SUPPLIED RECORDS =>
begin
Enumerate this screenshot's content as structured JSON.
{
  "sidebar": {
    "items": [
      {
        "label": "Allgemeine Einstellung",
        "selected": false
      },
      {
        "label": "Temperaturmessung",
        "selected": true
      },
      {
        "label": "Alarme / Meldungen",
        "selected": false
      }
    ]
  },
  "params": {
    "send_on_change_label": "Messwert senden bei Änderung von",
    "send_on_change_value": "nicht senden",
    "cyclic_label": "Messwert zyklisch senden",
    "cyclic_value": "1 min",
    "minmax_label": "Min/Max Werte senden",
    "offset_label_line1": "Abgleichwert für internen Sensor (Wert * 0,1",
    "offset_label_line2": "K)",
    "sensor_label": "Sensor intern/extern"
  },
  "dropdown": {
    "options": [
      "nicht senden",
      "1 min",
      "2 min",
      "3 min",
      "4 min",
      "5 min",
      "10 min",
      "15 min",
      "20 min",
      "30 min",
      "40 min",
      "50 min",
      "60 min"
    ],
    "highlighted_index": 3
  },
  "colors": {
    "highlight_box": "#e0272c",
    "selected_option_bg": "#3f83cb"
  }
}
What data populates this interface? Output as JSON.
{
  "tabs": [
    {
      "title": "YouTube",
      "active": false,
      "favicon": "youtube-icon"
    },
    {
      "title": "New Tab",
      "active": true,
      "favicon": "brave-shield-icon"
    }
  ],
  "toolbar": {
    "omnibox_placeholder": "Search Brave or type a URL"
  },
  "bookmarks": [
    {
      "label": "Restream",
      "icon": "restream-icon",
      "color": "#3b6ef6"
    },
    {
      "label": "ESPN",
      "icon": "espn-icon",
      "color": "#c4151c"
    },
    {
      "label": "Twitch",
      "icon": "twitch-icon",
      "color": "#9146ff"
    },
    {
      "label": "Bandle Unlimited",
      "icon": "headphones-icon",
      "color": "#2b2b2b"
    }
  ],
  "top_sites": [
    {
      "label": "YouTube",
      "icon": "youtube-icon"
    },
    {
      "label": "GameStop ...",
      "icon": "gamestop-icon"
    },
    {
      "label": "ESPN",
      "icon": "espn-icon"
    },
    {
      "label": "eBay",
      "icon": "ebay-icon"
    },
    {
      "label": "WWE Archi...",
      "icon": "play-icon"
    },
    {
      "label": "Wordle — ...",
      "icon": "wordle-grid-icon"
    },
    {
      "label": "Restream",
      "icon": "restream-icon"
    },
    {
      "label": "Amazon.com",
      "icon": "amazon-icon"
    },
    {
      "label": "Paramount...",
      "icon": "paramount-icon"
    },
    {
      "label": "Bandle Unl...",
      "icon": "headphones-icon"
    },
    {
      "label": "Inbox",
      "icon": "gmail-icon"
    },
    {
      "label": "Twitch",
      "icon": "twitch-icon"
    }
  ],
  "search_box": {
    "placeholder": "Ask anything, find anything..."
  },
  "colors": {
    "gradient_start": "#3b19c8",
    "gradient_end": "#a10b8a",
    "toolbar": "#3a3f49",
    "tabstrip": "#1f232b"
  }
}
end
DESCRIPTION OF THE TASK => Across the records, count the lines holding the string "JSON". Give the number and stop.

EXERCISE SOLUTION => 2